» Records provided:
• • • •

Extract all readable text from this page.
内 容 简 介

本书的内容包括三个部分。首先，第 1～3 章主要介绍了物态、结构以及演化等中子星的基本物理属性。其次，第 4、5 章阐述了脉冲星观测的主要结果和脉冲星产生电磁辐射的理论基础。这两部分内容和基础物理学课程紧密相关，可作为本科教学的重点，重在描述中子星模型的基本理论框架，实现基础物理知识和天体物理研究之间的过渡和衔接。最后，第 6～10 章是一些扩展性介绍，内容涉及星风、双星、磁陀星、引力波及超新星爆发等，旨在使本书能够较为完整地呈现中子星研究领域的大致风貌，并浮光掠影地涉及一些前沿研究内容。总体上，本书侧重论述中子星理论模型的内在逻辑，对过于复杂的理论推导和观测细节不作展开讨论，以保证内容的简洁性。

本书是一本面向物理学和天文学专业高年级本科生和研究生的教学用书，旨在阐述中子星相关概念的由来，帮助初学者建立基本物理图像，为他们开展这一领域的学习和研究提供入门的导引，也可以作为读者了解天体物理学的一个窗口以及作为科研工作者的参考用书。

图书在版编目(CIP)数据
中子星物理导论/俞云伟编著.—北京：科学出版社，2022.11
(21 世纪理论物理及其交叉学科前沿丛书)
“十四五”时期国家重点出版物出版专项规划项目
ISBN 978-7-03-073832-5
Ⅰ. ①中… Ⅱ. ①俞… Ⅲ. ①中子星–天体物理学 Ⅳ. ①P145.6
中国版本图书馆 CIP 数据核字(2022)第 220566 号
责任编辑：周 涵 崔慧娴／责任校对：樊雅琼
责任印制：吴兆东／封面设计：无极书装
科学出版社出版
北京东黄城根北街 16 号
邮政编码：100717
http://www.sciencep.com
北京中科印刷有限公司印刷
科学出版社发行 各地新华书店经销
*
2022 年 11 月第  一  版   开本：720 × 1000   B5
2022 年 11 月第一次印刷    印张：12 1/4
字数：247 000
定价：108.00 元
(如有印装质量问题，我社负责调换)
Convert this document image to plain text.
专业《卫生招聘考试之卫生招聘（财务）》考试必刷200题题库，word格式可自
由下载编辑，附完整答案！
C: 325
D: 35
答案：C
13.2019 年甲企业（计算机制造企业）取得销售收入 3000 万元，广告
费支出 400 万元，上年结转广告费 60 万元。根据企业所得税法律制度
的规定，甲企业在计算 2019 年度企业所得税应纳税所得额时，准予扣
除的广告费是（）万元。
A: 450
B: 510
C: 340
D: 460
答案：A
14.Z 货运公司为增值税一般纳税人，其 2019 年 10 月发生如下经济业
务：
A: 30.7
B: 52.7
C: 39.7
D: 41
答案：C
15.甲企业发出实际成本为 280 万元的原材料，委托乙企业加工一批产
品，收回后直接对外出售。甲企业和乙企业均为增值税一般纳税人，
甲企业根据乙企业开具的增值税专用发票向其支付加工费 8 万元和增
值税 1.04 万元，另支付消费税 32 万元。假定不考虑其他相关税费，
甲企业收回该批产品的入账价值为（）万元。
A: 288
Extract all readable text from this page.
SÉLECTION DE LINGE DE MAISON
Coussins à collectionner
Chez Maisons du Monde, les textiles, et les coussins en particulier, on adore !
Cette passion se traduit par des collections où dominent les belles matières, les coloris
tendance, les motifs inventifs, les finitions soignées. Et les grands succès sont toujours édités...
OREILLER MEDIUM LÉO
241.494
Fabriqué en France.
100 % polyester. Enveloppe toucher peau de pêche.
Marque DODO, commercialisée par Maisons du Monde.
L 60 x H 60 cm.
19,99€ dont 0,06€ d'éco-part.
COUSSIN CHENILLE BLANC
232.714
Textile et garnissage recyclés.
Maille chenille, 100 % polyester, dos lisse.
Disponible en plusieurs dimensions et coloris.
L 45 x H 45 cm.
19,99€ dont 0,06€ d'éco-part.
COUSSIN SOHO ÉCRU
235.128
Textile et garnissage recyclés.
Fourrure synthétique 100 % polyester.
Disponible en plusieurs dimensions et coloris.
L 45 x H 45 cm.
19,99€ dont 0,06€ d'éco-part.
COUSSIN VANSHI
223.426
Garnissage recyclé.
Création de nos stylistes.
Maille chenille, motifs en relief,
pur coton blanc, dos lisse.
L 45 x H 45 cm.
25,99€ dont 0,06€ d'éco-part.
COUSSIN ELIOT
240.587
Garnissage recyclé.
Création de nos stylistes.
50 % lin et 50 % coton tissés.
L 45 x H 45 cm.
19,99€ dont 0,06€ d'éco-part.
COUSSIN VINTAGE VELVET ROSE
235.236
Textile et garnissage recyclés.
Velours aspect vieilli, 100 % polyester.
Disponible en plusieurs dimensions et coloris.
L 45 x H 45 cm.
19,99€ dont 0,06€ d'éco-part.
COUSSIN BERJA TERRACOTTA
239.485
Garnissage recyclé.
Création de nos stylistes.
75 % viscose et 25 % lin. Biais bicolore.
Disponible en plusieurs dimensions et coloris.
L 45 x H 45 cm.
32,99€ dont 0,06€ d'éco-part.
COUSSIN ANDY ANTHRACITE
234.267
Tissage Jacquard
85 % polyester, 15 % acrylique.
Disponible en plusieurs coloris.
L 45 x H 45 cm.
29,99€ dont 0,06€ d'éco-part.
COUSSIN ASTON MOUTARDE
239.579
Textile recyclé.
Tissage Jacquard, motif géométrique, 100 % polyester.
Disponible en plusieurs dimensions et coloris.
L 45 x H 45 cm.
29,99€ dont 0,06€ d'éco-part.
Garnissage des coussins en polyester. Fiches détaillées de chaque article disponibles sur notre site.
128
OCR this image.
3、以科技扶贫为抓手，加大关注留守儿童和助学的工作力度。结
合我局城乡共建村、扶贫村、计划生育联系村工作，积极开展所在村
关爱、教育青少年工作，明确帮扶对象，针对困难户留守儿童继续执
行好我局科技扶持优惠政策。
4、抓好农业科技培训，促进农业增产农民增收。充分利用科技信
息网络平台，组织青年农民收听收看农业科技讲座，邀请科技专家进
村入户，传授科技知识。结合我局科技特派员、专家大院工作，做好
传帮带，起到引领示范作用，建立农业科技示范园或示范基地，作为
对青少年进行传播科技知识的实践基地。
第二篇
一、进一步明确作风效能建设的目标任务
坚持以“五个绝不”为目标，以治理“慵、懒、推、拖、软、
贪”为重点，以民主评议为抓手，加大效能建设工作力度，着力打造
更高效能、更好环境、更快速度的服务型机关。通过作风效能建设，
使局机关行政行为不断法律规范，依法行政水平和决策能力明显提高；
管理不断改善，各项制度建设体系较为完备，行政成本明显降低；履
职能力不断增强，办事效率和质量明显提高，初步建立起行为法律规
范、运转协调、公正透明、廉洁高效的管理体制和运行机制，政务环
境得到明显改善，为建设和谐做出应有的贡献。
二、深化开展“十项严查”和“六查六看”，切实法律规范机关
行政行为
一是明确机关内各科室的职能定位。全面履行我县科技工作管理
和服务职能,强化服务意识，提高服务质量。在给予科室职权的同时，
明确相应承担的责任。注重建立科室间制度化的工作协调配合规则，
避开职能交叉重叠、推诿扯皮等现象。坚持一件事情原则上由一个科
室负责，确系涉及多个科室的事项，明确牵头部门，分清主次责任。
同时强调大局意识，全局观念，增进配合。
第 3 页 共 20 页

• • • •

» Required work:
Restate all of the entries above precisely.

» Worked answer:
Extract all readable text from this page.
内 容 简 介

本书的内容包括三个部分。首先，第 1～3 章主要介绍了物态、结构以及演化等中子星的基本物理属性。其次，第 4、5 章阐述了脉冲星观测的主要结果和脉冲星产生电磁辐射的理论基础。这两部分内容和基础物理学课程紧密相关，可作为本科教学的重点，重在描述中子星模型的基本理论框架，实现基础物理知识和天体物理研究之间的过渡和衔接。最后，第 6～10 章是一些扩展性介绍，内容涉及星风、双星、磁陀星、引力波及超新星爆发等，旨在使本书能够较为完整地呈现中子星研究领域的大致风貌，并浮光掠影地涉及一些前沿研究内容。总体上，本书侧重论述中子星理论模型的内在逻辑，对过于复杂的理论推导和观测细节不作展开讨论，以保证内容的简洁性。

本书是一本面向物理学和天文学专业高年级本科生和研究生的教学用书，旨在阐述中子星相关概念的由来，帮助初学者建立基本物理图像，为他们开展这一领域的学习和研究提供入门的导引，也可以作为读者了解天体物理学的一个窗口以及作为科研工作者的参考用书。

图书在版编目(CIP)数据
中子星物理导论/俞云伟编著.—北京：科学出版社，2022.11
(21 世纪理论物理及其交叉学科前沿丛书)
“十四五”时期国家重点出版物出版专项规划项目
ISBN 978-7-03-073832-5
Ⅰ. ①中… Ⅱ. ①俞… Ⅲ. ①中子星–天体物理学 Ⅳ. ①P145.6
中国版本图书馆 CIP 数据核字(2022)第 220566 号
责任编辑：周 涵 崔慧娴／责任校对：樊雅琼
责任印制：吴兆东／封面设计：无极书装
科学出版社出版
北京东黄城根北街 16 号
邮政编码：100717
http://www.sciencep.com
北京中科印刷有限公司印刷
科学出版社发行 各地新华书店经销
*
2022 年 11 月第  一  版   开本：720 × 1000   B5
2022 年 11 月第一次印刷    印张：12 1/4
字数：247 000
定价：108.00 元
(如有印装质量问题，我社负责调换)
Convert this document image to plain text.
专业《卫生招聘考试之卫生招聘（财务）》考试必刷200题题库，word格式可自
由下载编辑，附完整答案！
C: 325
D: 35
答案：C
13.2019 年甲企业（计算机制造企业）取得销售收入 3000 万元，广告
费支出 400 万元，上年结转广告费 60 万元。根据企业所得税法律制度
的规定，甲企业在计算 2019 年度企业所得税应纳税所得额时，准予扣
除的广告费是（）万元。
A: 450
B: 510
C: 340
D: 460
答案：A
14.Z 货运公司为增值税一般纳税人，其 2019 年 10 月发生如下经济业
务：
A: 30.7
B: 52.7
C: 39.7
D: 41
答案：C
15.甲企业发出实际成本为 280 万元的原材料，委托乙企业加工一批产
品，收回后直接对外出售。甲企业和乙企业均为增值税一般纳税人，
甲企业根据乙企业开具的增值税专用发票向其支付加工费 8 万元和增
值税 1.04 万元，另支付消费税 32 万元。假定不考虑其他相关税费，
甲企业收回该批产品的入账价值为（）万元。
A: 288
Extract all readable text from this page.
SÉLECTION DE LINGE DE MAISON
Coussins à collectionner
Chez Maisons du Monde, les textiles, et les coussins en particulier, on adore !
Cette passion se traduit par des collections où dominent les belles matières, les coloris
tendance, les motifs inventifs, les finitions soignées. Et les grands succès sont toujours édités...
OREILLER MEDIUM LÉO
241.494
Fabriqué en France.
100 % polyester. Enveloppe toucher peau de pêche.
Marque DODO, commercialisée par Maisons du Monde.
L 60 x H 60 cm.
19,99€ dont 0,06€ d'éco-part.
COUSSIN CHENILLE BLANC
232.714
Textile et garnissage recyclés.
Maille chenille, 100 % polyester, dos lisse.
Disponible en plusieurs dimensions et coloris.
L 45 x H 45 cm.
19,99€ dont 0,06€ d'éco-part.
COUSSIN SOHO ÉCRU
235.128
Textile et garnissage recyclés.
Fourrure synthétique 100 % polyester.
Disponible en plusieurs dimensions et coloris.
L 45 x H 45 cm.
19,99€ dont 0,06€ d'éco-part.
COUSSIN VANSHI
223.426
Garnissage recyclé.
Création de nos stylistes.
Maille chenille, motifs en relief,
pur coton blanc, dos lisse.
L 45 x H 45 cm.
25,99€ dont 0,06€ d'éco-part.
COUSSIN ELIOT
240.587
Garnissage recyclé.
Création de nos stylistes.
50 % lin et 50 % coton tissés.
L 45 x H 45 cm.
19,99€ dont 0,06€ d'éco-part.
COUSSIN VINTAGE VELVET ROSE
235.236
Textile et garnissage recyclés.
Velours aspect vieilli, 100 % polyester.
Disponible en plusieurs dimensions et coloris.
L 45 x H 45 cm.
19,99€ dont 0,06€ d'éco-part.
COUSSIN BERJA TERRACOTTA
239.485
Garnissage recyclé.
Création de nos stylistes.
75 % viscose et 25 % lin. Biais bicolore.
Disponible en plusieurs dimensions et coloris.
L 45 x H 45 cm.
32,99€ dont 0,06€ d'éco-part.
COUSSIN ANDY ANTHRACITE
234.267
Tissage Jacquard
85 % polyester, 15 % acrylique.
Disponible en plusieurs coloris.
L 45 x H 45 cm.
29,99€ dont 0,06€ d'éco-part.
COUSSIN ASTON MOUTARDE
239.579
Textile recyclé.
Tissage Jacquard, motif géométrique, 100 % polyester.
Disponible en plusieurs dimensions et coloris.
L 45 x H 45 cm.
29,99€ dont 0,06€ d'éco-part.
Garnissage des coussins en polyester. Fiches détaillées de chaque article disponibles sur notre site.
128
OCR this image.
3、以科技扶贫为抓手，加大关注留守儿童和助学的工作力度。结
合我局城乡共建村、扶贫村、计划生育联系村工作，积极开展所在村
关爱、教育青少年工作，明确帮扶对象，针对困难户留守儿童继续执
行好我局科技扶持优惠政策。
4、抓好农业科技培训，促进农业增产农民增收。充分利用科技信
息网络平台，组织青年农民收听收看农业科技讲座，邀请科技专家进
村入户，传授科技知识。结合我局科技特派员、专家大院工作，做好
传帮带，起到引领示范作用，建立农业科技示范园或示范基地，作为
对青少年进行传播科技知识的实践基地。
第二篇
一、进一步明确作风效能建设的目标任务
坚持以“五个绝不”为目标，以治理“慵、懒、推、拖、软、
贪”为重点，以民主评议为抓手，加大效能建设工作力度，着力打造
更高效能、更好环境、更快速度的服务型机关。通过作风效能建设，
使局机关行政行为不断法律规范，依法行政水平和决策能力明显提高；
管理不断改善，各项制度建设体系较为完备，行政成本明显降低；履
职能力不断增强，办事效率和质量明显提高，初步建立起行为法律规
范、运转协调、公正透明、廉洁高效的管理体制和运行机制，政务环
境得到明显改善，为建设和谐做出应有的贡献。
二、深化开展“十项严查”和“六查六看”，切实法律规范机关
行政行为
一是明确机关内各科室的职能定位。全面履行我县科技工作管理
和服务职能,强化服务意识，提高服务质量。在给予科室职权的同时，
明确相应承担的责任。注重建立科室间制度化的工作协调配合规则，
避开职能交叉重叠、推诿扯皮等现象。坚持一件事情原则上由一个科
室负责，确系涉及多个科室的事项，明确牵头部门，分清主次责任。
同时强调大局意识，全局观念，增进配合。
第 3 页 共 20 页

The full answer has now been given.